Work to be completed -
Note how many lines in the entries contain the string "text", then give that number and nothing else.
## START Information shown
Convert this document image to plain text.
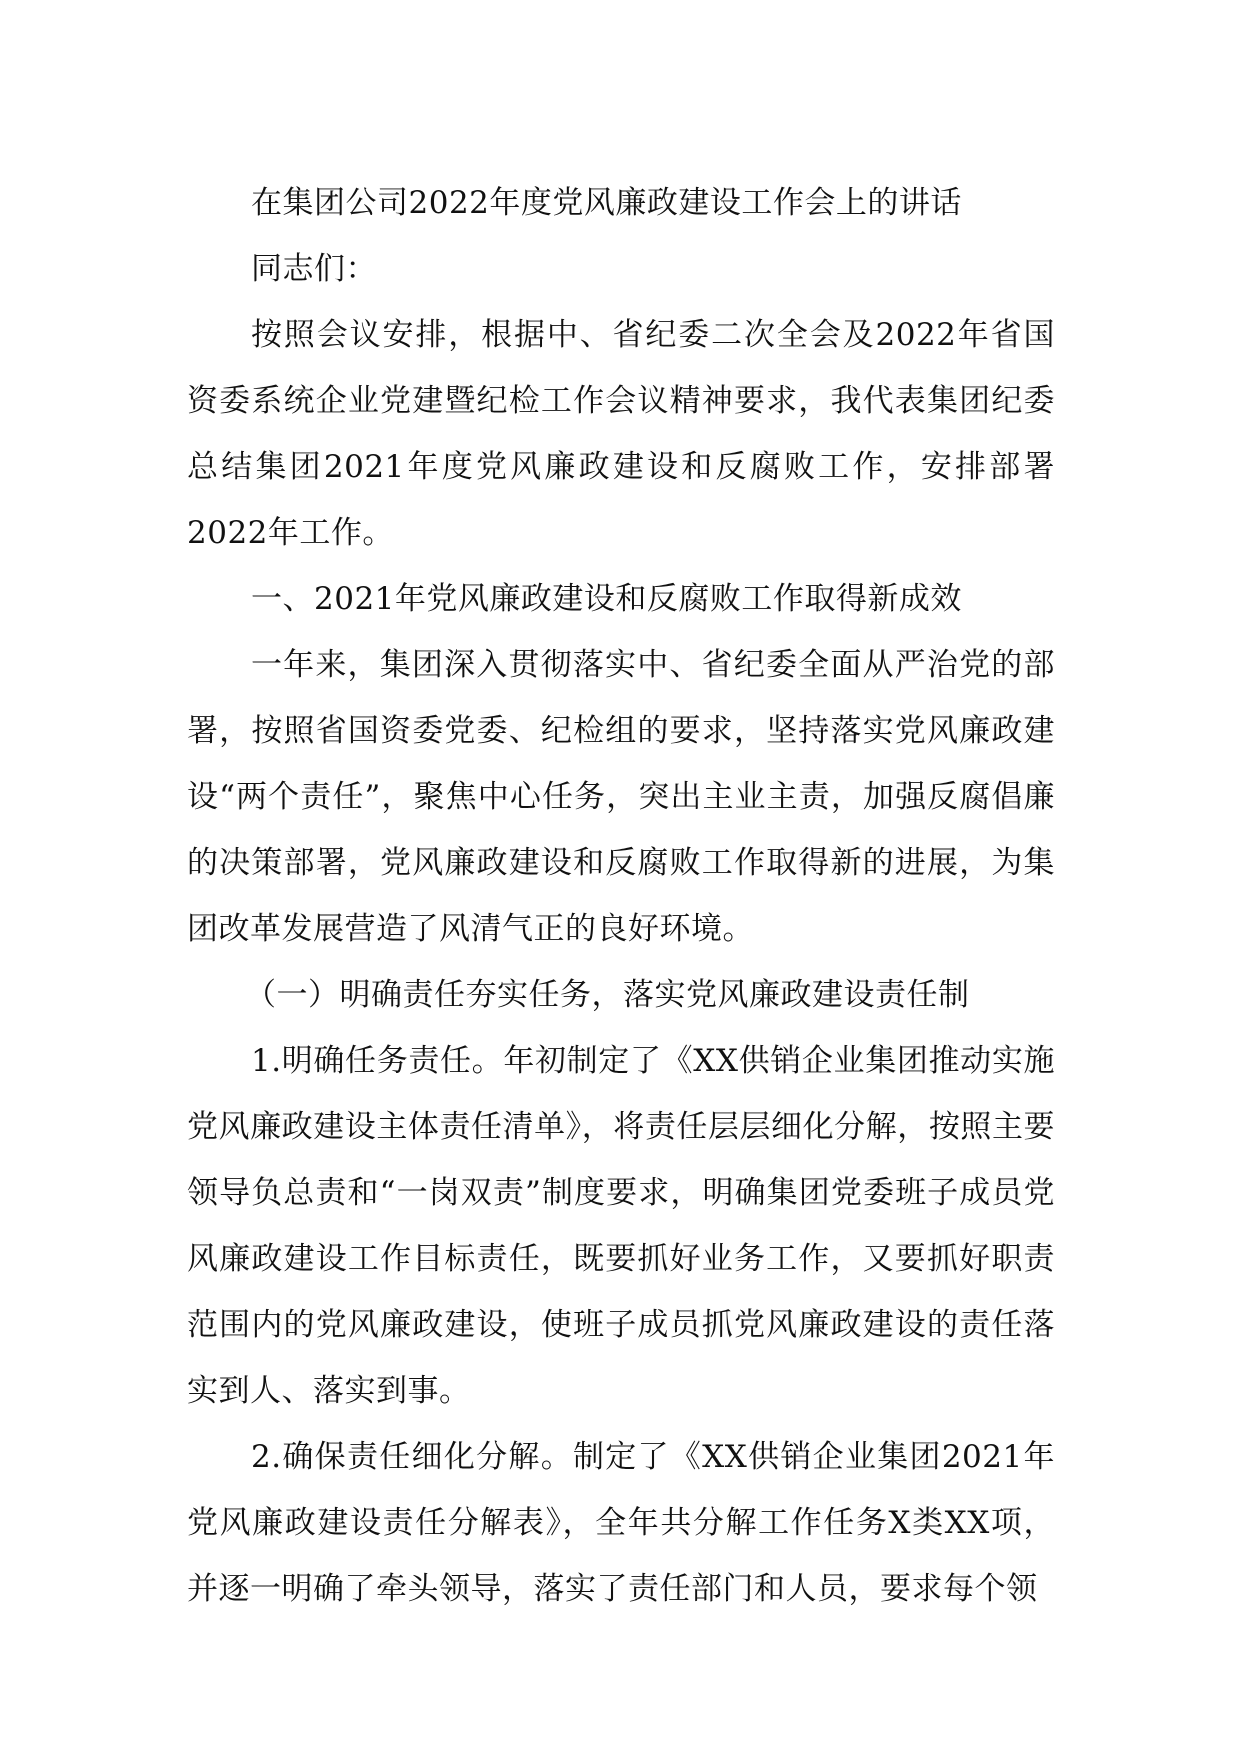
在集团公司2022年度党风廉政建设工作会上的讲话

同志们：

按照会议安排，根据中、省纪委二次全会及2022年省国资委系统企业党建暨纪检工作会议精神要求，我代表集团纪委总结集团2021年度党风廉政建设和反腐败工作，安排部署2022年工作。

一、2021年党风廉政建设和反腐败工作取得新成效

一年来，集团深入贯彻落实中、省纪委全面从严治党的部署，按照省国资委党委、纪检组的要求，坚持落实党风廉政建设“两个责任”，聚焦中心任务，突出主业主责，加强反腐倡廉的决策部署，党风廉政建设和反腐败工作取得新的进展，为集团改革发展营造了风清气正的良好环境。

（一）明确责任夯实任务，落实党风廉政建设责任制

1.明确任务责任。年初制定了《XX供销企业集团推动实施党风廉政建设主体责任清单》，将责任层层细化分解，按照主要领导负总责和“一岗双责”制度要求，明确集团党委班子成员党风廉政建设工作目标责任，既要抓好业务工作，又要抓好职责范围内的党风廉政建设，使班子成员抓党风廉政建设的责任落实到人、落实到事。

2.确保责任细化分解。制定了《XX供销企业集团2021年党风廉政建设责任分解表》，全年共分解工作任务X类XX项，并逐一明确了牵头领导，落实了责任部门和人员，要求每个领
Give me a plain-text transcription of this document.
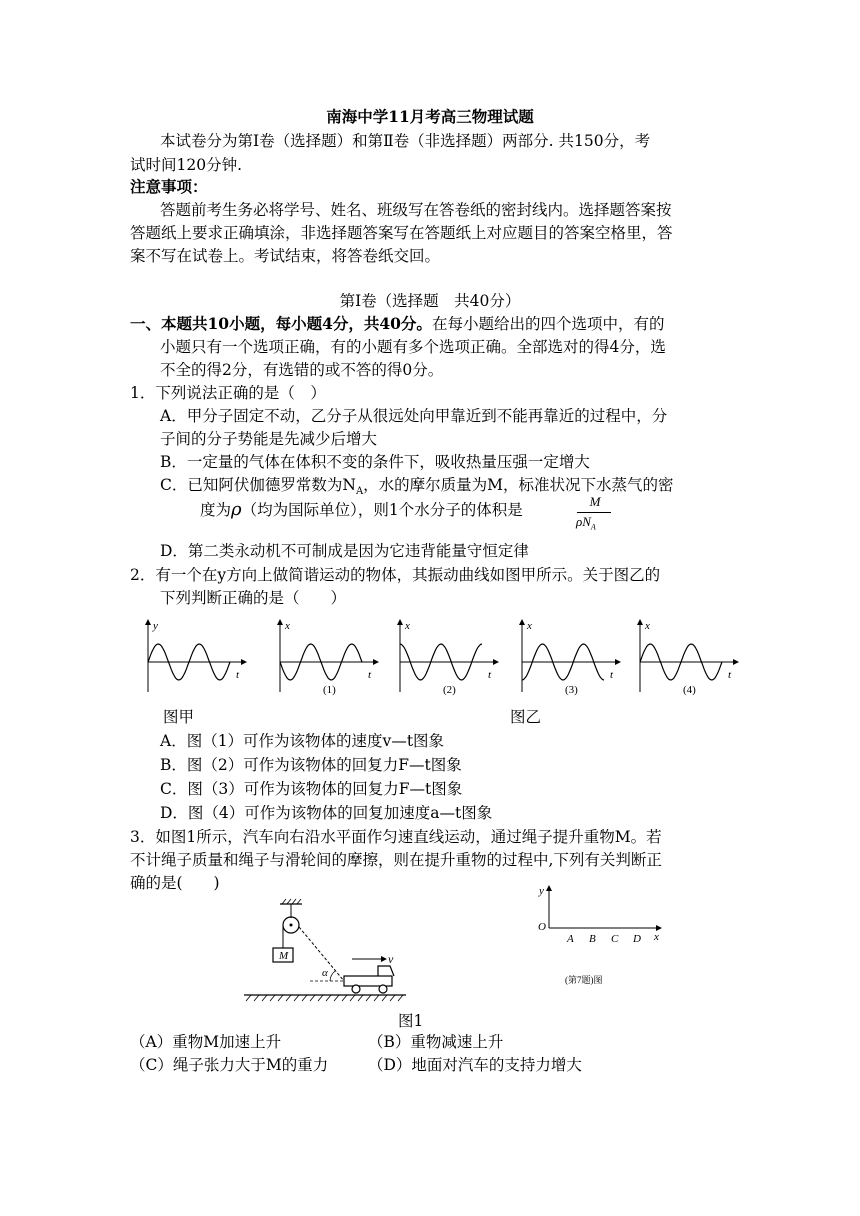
南海中学11月考高三物理试题
本试卷分为第Ⅰ卷（选择题）和第Ⅱ卷（非选择题）两部分. 共150分，考
试时间120分钟.
注意事项：
答题前考生务必将学号、姓名、班级写在答卷纸的密封线内。选择题答案按
答题纸上要求正确填涂，非选择题答案写在答题纸上对应题目的答案空格里，答
案不写在试卷上。考试结束，将答卷纸交回。
第Ⅰ卷（选择题　共40分）
一、本题共10小题，每小题4分，共40分。在每小题给出的四个选项中，有的
小题只有一个选项正确，有的小题有多个选项正确。全部选对的得4分，选
不全的得2分，有选错的或不答的得0分。
1．下列说法正确的是（　）
A．甲分子固定不动，乙分子从很远处向甲靠近到不能再靠近的过程中，分
子间的分子势能是先减少后增大
B．一定量的气体在体积不变的条件下，吸收热量压强一定增大
C．已知阿伏伽德罗常数为$N_A$，水的摩尔质量为M，标准状况下水蒸气的密
度为ρ（均为国际单位），则1个水分子的体积是	M
$\rho N_A$
D．第二类永动机不可制成是因为它违背能量守恒定律
2．有一个在y方向上做简谐运动的物体，其振动曲线如图甲所示。关于图乙的
下列判断正确的是（　　）
y
t
x
t
(1)
x
t
(2)
x
t
(3)
x
t
(4)
图甲	图乙
A．图（1）可作为该物体的速度v—t图象
B．图（2）可作为该物体的回复力F—t图象
C．图（3）可作为该物体的回复力F—t图象
D．图（4）可作为该物体的回复加速度a—t图象
3．如图1所示，汽车向右沿水平面作匀速直线运动，通过绳子提升重物M。若
不计绳子质量和绳子与滑轮间的摩擦，则在提升重物的过程中,下列有关判断正
确的是(　　)
M
α
v
图1
y
x
O
A B C D
(第7题)图
（A）重物M加速上升	（B）重物减速上升
（C）绳子张力大于M的重力	（D）地面对汽车的支持力增大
## END Information shown
Full output -
2